— Work to be completed —
Copy exactly the run of lines that begins at the line with "Type out the text in this image." and ends at the final line of the entries.

Start of Listed records

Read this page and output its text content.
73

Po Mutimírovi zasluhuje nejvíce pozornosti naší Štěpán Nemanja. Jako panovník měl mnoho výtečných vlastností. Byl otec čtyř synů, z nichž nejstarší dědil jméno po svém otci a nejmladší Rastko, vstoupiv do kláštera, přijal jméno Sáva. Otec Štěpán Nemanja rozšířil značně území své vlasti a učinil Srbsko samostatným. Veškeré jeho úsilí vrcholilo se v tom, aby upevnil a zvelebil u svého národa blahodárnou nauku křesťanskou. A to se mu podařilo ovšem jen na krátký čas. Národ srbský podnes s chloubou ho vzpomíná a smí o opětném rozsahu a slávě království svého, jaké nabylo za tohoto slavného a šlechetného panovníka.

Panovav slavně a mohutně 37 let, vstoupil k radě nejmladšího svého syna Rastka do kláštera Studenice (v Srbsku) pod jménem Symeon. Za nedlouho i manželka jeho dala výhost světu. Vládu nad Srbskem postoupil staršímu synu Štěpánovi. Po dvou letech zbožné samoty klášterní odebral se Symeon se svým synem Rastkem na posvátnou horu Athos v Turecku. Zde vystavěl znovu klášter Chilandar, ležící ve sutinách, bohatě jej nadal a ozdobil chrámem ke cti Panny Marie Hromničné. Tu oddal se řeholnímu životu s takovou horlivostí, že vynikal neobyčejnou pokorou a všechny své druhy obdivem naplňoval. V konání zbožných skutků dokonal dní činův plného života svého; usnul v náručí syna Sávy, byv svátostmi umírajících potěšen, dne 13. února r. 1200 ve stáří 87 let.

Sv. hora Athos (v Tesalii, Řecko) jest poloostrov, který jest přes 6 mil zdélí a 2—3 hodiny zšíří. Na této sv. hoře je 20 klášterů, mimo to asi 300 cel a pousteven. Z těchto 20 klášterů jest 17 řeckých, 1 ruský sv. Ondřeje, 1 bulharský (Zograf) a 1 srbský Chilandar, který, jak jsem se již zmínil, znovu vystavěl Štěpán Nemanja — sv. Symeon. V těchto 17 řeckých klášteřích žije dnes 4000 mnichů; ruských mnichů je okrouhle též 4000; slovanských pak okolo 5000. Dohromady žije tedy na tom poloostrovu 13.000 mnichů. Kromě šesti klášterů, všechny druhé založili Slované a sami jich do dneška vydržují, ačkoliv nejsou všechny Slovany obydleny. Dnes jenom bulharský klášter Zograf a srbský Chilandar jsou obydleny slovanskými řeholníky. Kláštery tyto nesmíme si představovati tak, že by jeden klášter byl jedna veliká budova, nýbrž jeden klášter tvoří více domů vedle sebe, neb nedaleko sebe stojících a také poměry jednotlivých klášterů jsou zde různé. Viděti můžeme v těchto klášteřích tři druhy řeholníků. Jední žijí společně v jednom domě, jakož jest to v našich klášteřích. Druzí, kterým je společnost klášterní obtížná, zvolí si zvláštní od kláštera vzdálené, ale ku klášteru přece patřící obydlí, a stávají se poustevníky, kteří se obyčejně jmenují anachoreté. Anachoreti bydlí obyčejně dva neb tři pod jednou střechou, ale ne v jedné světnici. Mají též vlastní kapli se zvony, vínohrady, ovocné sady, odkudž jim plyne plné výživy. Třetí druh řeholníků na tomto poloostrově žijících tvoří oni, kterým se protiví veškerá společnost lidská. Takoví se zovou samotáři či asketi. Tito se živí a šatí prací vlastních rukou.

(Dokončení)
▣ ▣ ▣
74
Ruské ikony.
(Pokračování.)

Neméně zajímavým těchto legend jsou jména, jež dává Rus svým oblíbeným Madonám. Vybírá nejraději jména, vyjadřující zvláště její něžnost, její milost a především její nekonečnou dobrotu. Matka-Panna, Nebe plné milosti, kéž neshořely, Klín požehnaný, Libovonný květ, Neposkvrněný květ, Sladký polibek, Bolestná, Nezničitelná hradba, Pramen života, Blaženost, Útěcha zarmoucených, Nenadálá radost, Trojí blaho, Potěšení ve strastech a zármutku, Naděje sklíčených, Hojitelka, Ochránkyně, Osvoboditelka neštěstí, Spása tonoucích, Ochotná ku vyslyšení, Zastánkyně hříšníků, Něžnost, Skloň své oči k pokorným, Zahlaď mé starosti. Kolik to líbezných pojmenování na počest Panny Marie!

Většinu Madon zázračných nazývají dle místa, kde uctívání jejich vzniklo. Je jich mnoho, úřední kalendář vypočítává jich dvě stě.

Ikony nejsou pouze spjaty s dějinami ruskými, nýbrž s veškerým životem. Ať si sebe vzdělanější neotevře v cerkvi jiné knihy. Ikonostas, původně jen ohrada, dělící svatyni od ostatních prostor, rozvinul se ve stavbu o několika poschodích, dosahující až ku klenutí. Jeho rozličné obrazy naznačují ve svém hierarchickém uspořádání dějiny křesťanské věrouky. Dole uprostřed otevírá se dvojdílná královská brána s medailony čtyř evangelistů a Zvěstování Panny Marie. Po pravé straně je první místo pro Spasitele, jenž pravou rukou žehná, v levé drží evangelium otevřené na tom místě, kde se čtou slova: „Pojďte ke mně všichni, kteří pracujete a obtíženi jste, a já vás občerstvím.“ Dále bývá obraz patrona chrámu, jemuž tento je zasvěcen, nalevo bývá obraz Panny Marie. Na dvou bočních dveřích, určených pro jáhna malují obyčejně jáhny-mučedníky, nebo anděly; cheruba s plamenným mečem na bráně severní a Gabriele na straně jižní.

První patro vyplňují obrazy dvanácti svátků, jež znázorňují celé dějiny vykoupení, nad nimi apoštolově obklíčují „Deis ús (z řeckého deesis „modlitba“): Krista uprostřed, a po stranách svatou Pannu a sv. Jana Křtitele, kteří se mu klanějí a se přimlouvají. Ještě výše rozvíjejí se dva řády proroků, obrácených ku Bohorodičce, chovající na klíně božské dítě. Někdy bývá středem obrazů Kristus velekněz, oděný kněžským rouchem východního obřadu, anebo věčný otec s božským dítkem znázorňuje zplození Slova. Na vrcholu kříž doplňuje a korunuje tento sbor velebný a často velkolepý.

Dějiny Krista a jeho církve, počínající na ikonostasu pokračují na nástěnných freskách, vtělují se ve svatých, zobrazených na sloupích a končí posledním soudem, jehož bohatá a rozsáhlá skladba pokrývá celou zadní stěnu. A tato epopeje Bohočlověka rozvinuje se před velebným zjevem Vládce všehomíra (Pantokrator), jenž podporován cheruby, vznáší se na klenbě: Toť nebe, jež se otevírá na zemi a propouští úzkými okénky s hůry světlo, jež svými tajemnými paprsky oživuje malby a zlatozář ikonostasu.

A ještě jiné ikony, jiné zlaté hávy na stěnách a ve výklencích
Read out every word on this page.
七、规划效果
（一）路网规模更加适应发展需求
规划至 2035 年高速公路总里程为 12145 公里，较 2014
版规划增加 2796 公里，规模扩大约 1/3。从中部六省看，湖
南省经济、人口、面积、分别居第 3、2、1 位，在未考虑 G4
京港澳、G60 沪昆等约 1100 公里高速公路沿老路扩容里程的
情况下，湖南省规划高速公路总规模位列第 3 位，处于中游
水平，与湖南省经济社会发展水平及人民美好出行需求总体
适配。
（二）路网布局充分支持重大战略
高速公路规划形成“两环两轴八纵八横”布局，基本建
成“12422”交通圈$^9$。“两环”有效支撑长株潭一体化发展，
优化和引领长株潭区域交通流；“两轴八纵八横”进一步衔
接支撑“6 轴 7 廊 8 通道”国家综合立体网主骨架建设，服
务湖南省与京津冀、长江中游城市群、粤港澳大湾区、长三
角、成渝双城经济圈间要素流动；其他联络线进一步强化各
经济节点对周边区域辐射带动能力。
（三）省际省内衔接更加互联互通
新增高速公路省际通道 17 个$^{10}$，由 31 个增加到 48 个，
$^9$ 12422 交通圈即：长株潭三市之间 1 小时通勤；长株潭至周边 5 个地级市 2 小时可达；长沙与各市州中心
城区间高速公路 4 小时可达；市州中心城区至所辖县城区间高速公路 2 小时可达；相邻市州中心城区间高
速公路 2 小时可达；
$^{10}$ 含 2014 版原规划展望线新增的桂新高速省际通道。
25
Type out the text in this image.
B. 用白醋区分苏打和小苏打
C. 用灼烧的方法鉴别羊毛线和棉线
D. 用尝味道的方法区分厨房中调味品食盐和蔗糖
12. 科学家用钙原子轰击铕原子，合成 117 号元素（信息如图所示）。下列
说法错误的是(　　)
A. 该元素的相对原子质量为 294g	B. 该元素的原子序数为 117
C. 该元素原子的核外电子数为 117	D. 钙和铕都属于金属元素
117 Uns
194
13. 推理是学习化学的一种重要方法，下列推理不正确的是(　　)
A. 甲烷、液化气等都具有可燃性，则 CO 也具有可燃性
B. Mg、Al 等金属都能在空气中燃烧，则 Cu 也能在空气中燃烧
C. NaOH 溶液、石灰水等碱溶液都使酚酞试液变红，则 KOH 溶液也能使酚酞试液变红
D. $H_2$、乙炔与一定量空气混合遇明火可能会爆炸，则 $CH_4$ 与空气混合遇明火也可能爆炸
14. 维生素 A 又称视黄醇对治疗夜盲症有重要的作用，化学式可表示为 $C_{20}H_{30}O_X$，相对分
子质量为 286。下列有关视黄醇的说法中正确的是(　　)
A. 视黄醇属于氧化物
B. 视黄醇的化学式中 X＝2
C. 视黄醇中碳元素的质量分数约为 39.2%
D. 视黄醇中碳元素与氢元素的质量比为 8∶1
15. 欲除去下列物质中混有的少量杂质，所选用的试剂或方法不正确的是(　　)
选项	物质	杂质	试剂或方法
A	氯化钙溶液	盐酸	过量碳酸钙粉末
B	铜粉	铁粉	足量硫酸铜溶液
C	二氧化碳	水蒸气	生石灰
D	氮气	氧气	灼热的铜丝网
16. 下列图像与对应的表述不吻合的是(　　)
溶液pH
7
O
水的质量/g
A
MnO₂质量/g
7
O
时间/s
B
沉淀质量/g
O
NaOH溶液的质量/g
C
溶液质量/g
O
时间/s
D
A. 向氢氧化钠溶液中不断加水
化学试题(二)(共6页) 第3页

End of Listed records

— Task solution —
Type out the text in this image.
B. 用白醋区分苏打和小苏打
C. 用灼烧的方法鉴别羊毛线和棉线
D. 用尝味道的方法区分厨房中调味品食盐和蔗糖
12. 科学家用钙原子轰击铕原子，合成 117 号元素（信息如图所示）。下列
说法错误的是(　　)
A. 该元素的相对原子质量为 294g	B. 该元素的原子序数为 117
C. 该元素原子的核外电子数为 117	D. 钙和铕都属于金属元素
117 Uns
194
13. 推理是学习化学的一种重要方法，下列推理不正确的是(　　)
A. 甲烷、液化气等都具有可燃性，则 CO 也具有可燃性
B. Mg、Al 等金属都能在空气中燃烧，则 Cu 也能在空气中燃烧
C. NaOH 溶液、石灰水等碱溶液都使酚酞试液变红，则 KOH 溶液也能使酚酞试液变红
D. $H_2$、乙炔与一定量空气混合遇明火可能会爆炸，则 $CH_4$ 与空气混合遇明火也可能爆炸
14. 维生素 A 又称视黄醇对治疗夜盲症有重要的作用，化学式可表示为 $C_{20}H_{30}O_X$，相对分
子质量为 286。下列有关视黄醇的说法中正确的是(　　)
A. 视黄醇属于氧化物
B. 视黄醇的化学式中 X＝2
C. 视黄醇中碳元素的质量分数约为 39.2%
D. 视黄醇中碳元素与氢元素的质量比为 8∶1
15. 欲除去下列物质中混有的少量杂质，所选用的试剂或方法不正确的是(　　)
选项	物质	杂质	试剂或方法
A	氯化钙溶液	盐酸	过量碳酸钙粉末
B	铜粉	铁粉	足量硫酸铜溶液
C	二氧化碳	水蒸气	生石灰
D	氮气	氧气	灼热的铜丝网
16. 下列图像与对应的表述不吻合的是(　　)
溶液pH
7
O
水的质量/g
A
MnO₂质量/g
7
O
时间/s
B
沉淀质量/g
O
NaOH溶液的质量/g
C
溶液质量/g
O
时间/s
D
A. 向氢氧化钠溶液中不断加水
化学试题(二)(共6页) 第3页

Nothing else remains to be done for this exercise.